WHAT TO DO
State the number of lines with the string "this" in them, and nothing else.

DATA PROVIDED
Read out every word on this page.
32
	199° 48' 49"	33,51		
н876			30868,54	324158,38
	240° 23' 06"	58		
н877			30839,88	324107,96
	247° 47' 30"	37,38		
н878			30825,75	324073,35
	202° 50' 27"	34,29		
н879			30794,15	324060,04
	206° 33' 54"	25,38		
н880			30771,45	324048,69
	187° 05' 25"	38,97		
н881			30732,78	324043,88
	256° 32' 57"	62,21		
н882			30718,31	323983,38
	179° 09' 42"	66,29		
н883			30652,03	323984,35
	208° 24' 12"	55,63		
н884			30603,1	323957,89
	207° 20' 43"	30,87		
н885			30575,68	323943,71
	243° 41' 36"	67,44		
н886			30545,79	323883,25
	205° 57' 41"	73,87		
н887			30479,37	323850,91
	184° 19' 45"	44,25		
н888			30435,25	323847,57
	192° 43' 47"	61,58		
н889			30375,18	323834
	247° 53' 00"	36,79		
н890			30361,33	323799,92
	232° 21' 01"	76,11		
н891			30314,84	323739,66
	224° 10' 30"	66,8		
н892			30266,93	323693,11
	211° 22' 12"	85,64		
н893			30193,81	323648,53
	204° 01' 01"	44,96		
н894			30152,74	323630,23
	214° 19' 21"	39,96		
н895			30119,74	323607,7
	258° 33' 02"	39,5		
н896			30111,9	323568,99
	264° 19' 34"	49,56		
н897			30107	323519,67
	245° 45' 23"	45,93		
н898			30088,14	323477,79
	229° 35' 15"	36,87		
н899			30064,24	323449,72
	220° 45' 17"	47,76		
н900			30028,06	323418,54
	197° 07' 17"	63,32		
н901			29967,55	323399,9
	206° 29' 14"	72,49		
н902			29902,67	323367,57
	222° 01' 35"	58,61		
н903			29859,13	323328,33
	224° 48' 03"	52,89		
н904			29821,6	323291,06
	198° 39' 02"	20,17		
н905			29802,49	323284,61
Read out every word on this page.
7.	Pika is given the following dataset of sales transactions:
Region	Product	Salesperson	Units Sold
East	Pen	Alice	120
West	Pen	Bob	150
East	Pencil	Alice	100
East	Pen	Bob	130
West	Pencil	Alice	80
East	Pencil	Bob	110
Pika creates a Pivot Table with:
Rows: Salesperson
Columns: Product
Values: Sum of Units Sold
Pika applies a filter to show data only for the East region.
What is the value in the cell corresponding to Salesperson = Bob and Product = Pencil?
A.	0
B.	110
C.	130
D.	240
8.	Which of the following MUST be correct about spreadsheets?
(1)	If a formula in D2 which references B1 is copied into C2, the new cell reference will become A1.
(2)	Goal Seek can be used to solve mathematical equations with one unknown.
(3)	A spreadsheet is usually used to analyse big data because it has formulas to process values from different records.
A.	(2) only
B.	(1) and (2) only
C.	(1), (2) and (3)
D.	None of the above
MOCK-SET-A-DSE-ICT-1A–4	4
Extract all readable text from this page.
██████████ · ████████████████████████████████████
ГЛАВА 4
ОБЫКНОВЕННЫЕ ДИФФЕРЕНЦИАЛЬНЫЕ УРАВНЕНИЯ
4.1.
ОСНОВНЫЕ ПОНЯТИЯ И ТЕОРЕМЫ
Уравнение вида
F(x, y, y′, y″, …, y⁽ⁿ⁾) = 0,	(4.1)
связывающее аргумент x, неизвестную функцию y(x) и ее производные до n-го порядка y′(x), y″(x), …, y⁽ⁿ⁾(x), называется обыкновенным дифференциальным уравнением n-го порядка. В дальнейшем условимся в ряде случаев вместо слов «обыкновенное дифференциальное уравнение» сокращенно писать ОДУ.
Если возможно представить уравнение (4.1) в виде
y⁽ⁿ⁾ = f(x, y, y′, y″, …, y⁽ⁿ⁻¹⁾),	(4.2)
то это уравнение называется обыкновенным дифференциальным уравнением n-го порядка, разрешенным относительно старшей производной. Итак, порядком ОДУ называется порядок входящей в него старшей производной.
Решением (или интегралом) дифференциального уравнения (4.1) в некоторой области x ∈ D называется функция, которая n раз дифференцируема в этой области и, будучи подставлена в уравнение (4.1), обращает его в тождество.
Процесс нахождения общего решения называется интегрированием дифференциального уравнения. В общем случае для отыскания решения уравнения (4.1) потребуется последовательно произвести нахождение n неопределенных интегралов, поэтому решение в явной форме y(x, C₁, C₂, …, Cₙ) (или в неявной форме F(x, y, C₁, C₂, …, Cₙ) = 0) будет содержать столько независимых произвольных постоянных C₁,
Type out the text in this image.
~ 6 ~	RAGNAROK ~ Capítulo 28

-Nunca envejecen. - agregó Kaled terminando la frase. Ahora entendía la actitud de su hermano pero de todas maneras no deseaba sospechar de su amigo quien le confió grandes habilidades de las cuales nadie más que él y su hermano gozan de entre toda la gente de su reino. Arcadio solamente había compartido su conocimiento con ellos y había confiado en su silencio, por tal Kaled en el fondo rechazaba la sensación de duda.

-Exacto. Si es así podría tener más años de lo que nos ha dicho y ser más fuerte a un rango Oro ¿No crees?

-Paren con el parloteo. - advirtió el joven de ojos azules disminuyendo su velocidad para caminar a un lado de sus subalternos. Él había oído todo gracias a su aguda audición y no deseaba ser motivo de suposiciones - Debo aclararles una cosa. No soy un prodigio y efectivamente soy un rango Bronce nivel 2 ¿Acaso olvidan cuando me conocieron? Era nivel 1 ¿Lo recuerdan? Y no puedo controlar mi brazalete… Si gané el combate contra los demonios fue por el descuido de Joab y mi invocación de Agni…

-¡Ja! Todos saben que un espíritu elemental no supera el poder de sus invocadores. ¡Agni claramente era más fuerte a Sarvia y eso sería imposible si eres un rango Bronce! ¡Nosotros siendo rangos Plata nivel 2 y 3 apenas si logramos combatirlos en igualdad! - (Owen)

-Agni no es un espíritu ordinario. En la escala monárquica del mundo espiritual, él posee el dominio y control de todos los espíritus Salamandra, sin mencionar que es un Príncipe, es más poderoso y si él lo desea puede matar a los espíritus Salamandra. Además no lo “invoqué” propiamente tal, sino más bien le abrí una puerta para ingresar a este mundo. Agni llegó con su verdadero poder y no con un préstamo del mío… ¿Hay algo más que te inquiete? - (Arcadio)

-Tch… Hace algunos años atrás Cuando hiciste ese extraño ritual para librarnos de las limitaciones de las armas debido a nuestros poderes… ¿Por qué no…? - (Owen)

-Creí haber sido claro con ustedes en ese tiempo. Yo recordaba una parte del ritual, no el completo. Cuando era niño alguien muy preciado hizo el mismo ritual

EXERCISE RESULT
4